Given task
Pick out the lines below that include the string "formats".

[Excerpt from a dataset]
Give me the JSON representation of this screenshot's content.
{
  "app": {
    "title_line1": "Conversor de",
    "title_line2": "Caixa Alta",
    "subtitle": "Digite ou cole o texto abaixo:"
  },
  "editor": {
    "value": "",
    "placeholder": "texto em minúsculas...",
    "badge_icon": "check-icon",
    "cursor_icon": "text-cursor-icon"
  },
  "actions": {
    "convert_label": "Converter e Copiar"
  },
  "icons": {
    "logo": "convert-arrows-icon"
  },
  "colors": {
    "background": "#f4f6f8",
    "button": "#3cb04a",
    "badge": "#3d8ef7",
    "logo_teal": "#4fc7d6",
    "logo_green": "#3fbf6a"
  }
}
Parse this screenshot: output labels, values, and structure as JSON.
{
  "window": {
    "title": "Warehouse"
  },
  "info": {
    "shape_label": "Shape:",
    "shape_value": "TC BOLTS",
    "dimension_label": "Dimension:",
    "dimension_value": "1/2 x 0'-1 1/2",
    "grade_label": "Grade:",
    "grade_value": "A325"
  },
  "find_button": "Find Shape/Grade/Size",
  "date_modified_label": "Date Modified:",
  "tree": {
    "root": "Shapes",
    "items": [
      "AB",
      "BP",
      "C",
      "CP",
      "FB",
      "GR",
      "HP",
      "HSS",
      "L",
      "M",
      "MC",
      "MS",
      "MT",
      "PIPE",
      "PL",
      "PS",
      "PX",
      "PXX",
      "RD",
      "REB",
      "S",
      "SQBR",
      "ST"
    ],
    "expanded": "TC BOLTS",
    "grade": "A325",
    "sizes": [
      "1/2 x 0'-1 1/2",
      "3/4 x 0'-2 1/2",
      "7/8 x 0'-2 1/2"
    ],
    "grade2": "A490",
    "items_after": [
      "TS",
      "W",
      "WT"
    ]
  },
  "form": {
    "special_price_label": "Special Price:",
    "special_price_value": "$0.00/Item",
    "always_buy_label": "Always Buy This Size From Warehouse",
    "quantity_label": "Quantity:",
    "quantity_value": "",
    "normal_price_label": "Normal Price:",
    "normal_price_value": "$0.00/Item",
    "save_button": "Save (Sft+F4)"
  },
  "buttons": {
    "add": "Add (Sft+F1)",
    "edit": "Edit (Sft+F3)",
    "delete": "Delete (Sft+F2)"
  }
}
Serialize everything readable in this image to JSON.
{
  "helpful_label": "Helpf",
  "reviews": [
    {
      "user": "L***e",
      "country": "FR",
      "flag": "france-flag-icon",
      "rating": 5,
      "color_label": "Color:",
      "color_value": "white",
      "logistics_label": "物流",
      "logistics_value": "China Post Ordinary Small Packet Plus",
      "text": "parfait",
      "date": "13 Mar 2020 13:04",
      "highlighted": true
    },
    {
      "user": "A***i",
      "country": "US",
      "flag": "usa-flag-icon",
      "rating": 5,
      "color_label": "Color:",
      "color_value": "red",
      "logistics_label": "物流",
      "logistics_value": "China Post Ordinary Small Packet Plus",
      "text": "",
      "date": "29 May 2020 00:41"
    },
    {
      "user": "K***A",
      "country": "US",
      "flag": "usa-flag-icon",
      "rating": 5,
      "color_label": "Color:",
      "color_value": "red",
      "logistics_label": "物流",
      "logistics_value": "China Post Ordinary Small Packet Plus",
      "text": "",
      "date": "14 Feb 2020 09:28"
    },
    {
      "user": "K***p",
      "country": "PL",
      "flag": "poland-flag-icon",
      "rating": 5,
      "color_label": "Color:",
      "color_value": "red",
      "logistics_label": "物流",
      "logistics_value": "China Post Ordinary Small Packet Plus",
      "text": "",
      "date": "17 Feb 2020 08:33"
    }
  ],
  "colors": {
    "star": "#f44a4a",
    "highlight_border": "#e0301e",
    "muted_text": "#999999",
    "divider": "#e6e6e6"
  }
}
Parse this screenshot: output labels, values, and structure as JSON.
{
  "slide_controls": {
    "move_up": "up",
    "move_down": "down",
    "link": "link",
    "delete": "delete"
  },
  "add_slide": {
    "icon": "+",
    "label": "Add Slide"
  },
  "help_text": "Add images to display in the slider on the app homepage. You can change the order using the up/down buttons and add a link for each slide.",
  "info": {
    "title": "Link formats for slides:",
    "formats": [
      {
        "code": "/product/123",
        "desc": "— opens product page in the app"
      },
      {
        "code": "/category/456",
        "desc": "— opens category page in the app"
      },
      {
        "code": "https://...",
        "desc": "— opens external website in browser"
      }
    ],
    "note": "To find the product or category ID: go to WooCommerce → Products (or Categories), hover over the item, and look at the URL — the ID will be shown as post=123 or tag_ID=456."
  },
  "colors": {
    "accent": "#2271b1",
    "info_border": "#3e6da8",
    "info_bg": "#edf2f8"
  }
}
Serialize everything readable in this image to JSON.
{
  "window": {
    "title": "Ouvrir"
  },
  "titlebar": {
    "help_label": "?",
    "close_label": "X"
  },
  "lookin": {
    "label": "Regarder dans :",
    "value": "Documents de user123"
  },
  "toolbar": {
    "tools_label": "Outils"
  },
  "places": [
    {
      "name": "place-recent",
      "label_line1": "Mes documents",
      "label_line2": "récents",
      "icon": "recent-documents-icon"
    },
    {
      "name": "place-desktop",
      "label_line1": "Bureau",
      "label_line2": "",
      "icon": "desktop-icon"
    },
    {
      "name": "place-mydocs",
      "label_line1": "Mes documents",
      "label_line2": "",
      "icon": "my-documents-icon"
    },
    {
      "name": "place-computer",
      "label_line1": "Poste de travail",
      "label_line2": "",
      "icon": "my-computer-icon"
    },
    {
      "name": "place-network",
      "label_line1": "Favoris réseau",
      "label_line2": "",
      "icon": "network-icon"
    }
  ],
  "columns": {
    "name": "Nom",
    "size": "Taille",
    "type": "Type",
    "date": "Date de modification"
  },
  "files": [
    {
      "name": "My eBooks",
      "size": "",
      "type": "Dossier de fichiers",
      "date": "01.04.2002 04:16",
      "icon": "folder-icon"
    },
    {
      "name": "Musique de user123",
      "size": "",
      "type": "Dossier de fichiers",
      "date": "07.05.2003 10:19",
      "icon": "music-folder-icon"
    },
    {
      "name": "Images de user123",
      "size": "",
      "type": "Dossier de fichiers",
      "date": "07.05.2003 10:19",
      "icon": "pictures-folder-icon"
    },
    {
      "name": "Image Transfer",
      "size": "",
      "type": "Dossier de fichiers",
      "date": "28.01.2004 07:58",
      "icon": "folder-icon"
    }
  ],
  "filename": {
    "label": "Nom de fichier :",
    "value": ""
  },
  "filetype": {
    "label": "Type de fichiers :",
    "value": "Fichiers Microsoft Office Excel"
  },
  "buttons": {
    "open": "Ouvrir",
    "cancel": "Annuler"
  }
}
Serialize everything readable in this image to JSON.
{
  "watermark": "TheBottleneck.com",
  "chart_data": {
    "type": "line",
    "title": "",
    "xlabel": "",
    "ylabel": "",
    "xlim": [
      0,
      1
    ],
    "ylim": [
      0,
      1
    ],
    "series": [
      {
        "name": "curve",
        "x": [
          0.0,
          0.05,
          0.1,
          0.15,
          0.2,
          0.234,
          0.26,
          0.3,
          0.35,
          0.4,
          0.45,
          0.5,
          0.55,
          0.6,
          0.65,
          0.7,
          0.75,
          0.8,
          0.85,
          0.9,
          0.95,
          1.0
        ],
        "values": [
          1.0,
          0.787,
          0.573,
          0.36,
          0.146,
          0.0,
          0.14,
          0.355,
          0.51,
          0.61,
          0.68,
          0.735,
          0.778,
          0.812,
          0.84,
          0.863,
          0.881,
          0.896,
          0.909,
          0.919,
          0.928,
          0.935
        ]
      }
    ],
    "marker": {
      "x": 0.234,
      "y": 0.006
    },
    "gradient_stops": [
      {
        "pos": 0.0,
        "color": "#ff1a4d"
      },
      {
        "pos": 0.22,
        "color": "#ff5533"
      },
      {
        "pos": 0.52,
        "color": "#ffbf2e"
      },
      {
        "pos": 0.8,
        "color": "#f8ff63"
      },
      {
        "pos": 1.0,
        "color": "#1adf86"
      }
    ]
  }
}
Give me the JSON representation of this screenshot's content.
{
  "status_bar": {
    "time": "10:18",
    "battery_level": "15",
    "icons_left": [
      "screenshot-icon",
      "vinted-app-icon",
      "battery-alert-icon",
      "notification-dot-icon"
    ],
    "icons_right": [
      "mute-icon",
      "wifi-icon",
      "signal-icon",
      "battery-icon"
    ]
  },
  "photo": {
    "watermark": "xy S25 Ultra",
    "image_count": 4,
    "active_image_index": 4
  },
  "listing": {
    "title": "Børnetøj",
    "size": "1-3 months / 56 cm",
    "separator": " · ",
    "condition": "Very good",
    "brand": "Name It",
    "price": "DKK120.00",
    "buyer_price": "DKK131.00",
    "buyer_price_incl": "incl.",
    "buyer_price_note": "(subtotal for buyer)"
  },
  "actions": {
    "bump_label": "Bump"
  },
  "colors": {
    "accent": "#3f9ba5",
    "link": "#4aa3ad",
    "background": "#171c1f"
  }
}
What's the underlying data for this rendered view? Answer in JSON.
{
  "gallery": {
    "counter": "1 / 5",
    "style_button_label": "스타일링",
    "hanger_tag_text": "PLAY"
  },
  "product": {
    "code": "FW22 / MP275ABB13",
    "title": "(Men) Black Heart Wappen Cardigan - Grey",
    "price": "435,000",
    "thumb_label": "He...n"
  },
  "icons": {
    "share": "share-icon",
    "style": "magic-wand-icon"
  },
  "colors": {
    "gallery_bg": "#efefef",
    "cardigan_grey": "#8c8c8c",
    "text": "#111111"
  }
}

Exercise response
    "title": "Link formats for slides:",
    "formats": [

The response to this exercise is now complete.